▸ Written instruction:
Repeat each line word for word.

▸ Data supplied:

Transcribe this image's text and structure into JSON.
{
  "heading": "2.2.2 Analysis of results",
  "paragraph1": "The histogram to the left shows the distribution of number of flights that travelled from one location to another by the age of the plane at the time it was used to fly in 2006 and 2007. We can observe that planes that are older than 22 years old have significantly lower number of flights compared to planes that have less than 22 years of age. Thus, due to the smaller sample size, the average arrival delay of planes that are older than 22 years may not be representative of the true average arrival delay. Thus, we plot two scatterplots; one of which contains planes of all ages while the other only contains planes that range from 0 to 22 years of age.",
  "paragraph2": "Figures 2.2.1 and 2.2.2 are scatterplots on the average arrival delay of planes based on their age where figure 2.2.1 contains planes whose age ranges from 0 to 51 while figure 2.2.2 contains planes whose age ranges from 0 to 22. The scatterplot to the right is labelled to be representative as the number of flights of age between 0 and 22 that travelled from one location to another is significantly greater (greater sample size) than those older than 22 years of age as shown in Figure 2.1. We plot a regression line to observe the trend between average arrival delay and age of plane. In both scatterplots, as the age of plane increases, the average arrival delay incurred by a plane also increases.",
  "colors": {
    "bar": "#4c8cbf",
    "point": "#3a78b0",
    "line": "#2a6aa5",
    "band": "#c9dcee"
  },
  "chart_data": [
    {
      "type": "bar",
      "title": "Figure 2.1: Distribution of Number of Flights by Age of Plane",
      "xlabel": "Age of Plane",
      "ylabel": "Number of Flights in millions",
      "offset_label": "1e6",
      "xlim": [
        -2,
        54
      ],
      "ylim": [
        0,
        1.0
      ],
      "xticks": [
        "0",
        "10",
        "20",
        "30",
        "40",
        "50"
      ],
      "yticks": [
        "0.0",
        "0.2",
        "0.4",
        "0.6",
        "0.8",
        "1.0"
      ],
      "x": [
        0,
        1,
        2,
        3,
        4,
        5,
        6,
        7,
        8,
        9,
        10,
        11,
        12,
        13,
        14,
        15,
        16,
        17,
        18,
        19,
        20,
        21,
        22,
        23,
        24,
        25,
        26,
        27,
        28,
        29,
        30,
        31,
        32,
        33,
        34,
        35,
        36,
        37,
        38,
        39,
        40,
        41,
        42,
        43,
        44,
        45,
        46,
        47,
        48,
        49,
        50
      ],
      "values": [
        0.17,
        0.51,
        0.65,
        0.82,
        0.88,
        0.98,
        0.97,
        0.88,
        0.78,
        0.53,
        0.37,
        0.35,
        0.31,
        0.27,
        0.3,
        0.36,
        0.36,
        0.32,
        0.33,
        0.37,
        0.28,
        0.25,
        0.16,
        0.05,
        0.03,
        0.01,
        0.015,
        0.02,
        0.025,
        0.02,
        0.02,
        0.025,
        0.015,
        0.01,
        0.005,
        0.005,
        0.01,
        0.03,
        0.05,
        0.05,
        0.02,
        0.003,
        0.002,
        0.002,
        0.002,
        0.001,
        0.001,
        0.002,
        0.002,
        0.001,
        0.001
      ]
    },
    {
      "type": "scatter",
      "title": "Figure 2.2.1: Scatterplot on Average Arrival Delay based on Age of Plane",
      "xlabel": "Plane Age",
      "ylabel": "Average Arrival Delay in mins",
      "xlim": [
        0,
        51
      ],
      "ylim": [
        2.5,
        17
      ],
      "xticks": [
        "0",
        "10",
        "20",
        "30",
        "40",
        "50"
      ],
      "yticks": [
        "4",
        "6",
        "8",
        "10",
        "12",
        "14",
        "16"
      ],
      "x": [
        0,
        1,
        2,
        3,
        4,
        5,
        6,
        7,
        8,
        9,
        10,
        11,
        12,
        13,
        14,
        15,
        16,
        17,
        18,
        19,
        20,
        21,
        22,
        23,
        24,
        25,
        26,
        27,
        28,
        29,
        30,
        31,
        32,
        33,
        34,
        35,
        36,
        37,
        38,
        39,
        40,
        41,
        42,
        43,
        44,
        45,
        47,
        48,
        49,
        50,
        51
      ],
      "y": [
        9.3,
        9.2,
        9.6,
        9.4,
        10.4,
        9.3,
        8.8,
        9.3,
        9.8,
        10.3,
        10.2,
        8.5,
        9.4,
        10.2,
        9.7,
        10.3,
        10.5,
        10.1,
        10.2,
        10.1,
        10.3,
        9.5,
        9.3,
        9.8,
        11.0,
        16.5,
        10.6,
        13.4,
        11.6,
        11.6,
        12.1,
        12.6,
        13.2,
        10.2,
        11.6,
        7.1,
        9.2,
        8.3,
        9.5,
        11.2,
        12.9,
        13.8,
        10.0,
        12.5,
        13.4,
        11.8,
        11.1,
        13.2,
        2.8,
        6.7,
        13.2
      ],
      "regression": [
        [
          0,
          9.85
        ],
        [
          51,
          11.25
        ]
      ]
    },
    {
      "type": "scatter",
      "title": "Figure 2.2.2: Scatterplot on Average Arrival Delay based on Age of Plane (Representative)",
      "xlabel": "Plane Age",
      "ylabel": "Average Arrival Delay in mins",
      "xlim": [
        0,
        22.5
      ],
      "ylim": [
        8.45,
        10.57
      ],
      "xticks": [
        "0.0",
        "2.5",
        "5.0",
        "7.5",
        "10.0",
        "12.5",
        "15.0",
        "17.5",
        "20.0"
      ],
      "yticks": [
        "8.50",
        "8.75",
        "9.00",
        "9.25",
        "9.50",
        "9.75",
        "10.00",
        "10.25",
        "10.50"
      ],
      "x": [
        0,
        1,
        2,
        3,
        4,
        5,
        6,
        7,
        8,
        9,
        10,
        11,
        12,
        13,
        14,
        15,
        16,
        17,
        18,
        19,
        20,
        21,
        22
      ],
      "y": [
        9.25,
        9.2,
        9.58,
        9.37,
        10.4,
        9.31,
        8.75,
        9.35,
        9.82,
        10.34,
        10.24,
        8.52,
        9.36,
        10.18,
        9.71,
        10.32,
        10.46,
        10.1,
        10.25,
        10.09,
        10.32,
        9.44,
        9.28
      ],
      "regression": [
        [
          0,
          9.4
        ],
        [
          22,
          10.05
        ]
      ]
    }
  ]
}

▸ The result:
Transcribe this image's text and structure into JSON.
{
  "heading": "2.2.2 Analysis of results",
  "paragraph1": "The histogram to the left shows the distribution of number of flights that travelled from one location to another by the age of the plane at the time it was used to fly in 2006 and 2007. We can observe that planes that are older than 22 years old have significantly lower number of flights compared to planes that have less than 22 years of age. Thus, due to the smaller sample size, the average arrival delay of planes that are older than 22 years may not be representative of the true average arrival delay. Thus, we plot two scatterplots; one of which contains planes of all ages while the other only contains planes that range from 0 to 22 years of age.",
  "paragraph2": "Figures 2.2.1 and 2.2.2 are scatterplots on the average arrival delay of planes based on their age where figure 2.2.1 contains planes whose age ranges from 0 to 51 while figure 2.2.2 contains planes whose age ranges from 0 to 22. The scatterplot to the right is labelled to be representative as the number of flights of age between 0 and 22 that travelled from one location to another is significantly greater (greater sample size) than those older than 22 years of age as shown in Figure 2.1. We plot a regression line to observe the trend between average arrival delay and age of plane. In both scatterplots, as the age of plane increases, the average arrival delay incurred by a plane also increases.",
  "colors": {
    "bar": "#4c8cbf",
    "point": "#3a78b0",
    "line": "#2a6aa5",
    "band": "#c9dcee"
  },
  "chart_data": [
    {
      "type": "bar",
      "title": "Figure 2.1: Distribution of Number of Flights by Age of Plane",
      "xlabel": "Age of Plane",
      "ylabel": "Number of Flights in millions",
      "offset_label": "1e6",
      "xlim": [
        -2,
        54
      ],
      "ylim": [
        0,
        1.0
      ],
      "xticks": [
        "0",
        "10",
        "20",
        "30",
        "40",
        "50"
      ],
      "yticks": [
        "0.0",
        "0.2",
        "0.4",
        "0.6",
        "0.8",
        "1.0"
      ],
      "x": [
        0,
        1,
        2,
        3,
        4,
        5,
        6,
        7,
        8,
        9,
        10,
        11,
        12,
        13,
        14,
        15,
        16,
        17,
        18,
        19,
        20,
        21,
        22,
        23,
        24,
        25,
        26,
        27,
        28,
        29,
        30,
        31,
        32,
        33,
        34,
        35,
        36,
        37,
        38,
        39,
        40,
        41,
        42,
        43,
        44,
        45,
        46,
        47,
        48,
        49,
        50
      ],
      "values": [
        0.17,
        0.51,
        0.65,
        0.82,
        0.88,
        0.98,
        0.97,
        0.88,
        0.78,
        0.53,
        0.37,
        0.35,
        0.31,
        0.27,
        0.3,
        0.36,
        0.36,
        0.32,
        0.33,
        0.37,
        0.28,
        0.25,
        0.16,
        0.05,
        0.03,
        0.01,
        0.015,
        0.02,
        0.025,
        0.02,
        0.02,
        0.025,
        0.015,
        0.01,
        0.005,
        0.005,
        0.01,
        0.03,
        0.05,
        0.05,
        0.02,
        0.003,
        0.002,
        0.002,
        0.002,
        0.001,
        0.001,
        0.002,
        0.002,
        0.001,
        0.001
      ]
    },
    {
      "type": "scatter",
      "title": "Figure 2.2.1: Scatterplot on Average Arrival Delay based on Age of Plane",
      "xlabel": "Plane Age",
      "ylabel": "Average Arrival Delay in mins",
      "xlim": [
        0,
        51
      ],
      "ylim": [
        2.5,
        17
      ],
      "xticks": [
        "0",
        "10",
        "20",
        "30",
        "40",
        "50"
      ],
      "yticks": [
        "4",
        "6",
        "8",
        "10",
        "12",
        "14",
        "16"
      ],
      "x": [
        0,
        1,
        2,
        3,
        4,
        5,
        6,
        7,
        8,
        9,
        10,
        11,
        12,
        13,
        14,
        15,
        16,
        17,
        18,
        19,
        20,
        21,
        22,
        23,
        24,
        25,
        26,
        27,
        28,
        29,
        30,
        31,
        32,
        33,
        34,
        35,
        36,
        37,
        38,
        39,
        40,
        41,
        42,
        43,
        44,
        45,
        47,
        48,
        49,
        50,
        51
      ],
      "y": [
        9.3,
        9.2,
        9.6,
        9.4,
        10.4,
        9.3,
        8.8,
        9.3,
        9.8,
        10.3,
        10.2,
        8.5,
        9.4,
        10.2,
        9.7,
        10.3,
        10.5,
        10.1,
        10.2,
        10.1,
        10.3,
        9.5,
        9.3,
        9.8,
        11.0,
        16.5,
        10.6,
        13.4,
        11.6,
        11.6,
        12.1,
        12.6,
        13.2,
        10.2,
        11.6,
        7.1,
        9.2,
        8.3,
        9.5,
        11.2,
        12.9,
        13.8,
        10.0,
        12.5,
        13.4,
        11.8,
        11.1,
        13.2,
        2.8,
        6.7,
        13.2
      ],
      "regression": [
        [
          0,
          9.85
        ],
        [
          51,
          11.25
        ]
      ]
    },
    {
      "type": "scatter",
      "title": "Figure 2.2.2: Scatterplot on Average Arrival Delay based on Age of Plane (Representative)",
      "xlabel": "Plane Age",
      "ylabel": "Average Arrival Delay in mins",
      "xlim": [
        0,
        22.5
      ],
      "ylim": [
        8.45,
        10.57
      ],
      "xticks": [
        "0.0",
        "2.5",
        "5.0",
        "7.5",
        "10.0",
        "12.5",
        "15.0",
        "17.5",
        "20.0"
      ],
      "yticks": [
        "8.50",
        "8.75",
        "9.00",
        "9.25",
        "9.50",
        "9.75",
        "10.00",
        "10.25",
        "10.50"
      ],
      "x": [
        0,
        1,
        2,
        3,
        4,
        5,
        6,
        7,
        8,
        9,
        10,
        11,
        12,
        13,
        14,
        15,
        16,
        17,
        18,
        19,
        20,
        21,
        22
      ],
      "y": [
        9.25,
        9.2,
        9.58,
        9.37,
        10.4,
        9.31,
        8.75,
        9.35,
        9.82,
        10.34,
        10.24,
        8.52,
        9.36,
        10.18,
        9.71,
        10.32,
        10.46,
        10.1,
        10.25,
        10.09,
        10.32,
        9.44,
        9.28
      ],
      "regression": [
        [
          0,
          9.4
        ],
        [
          22,
          10.05
        ]
      ]
    }
  ]
}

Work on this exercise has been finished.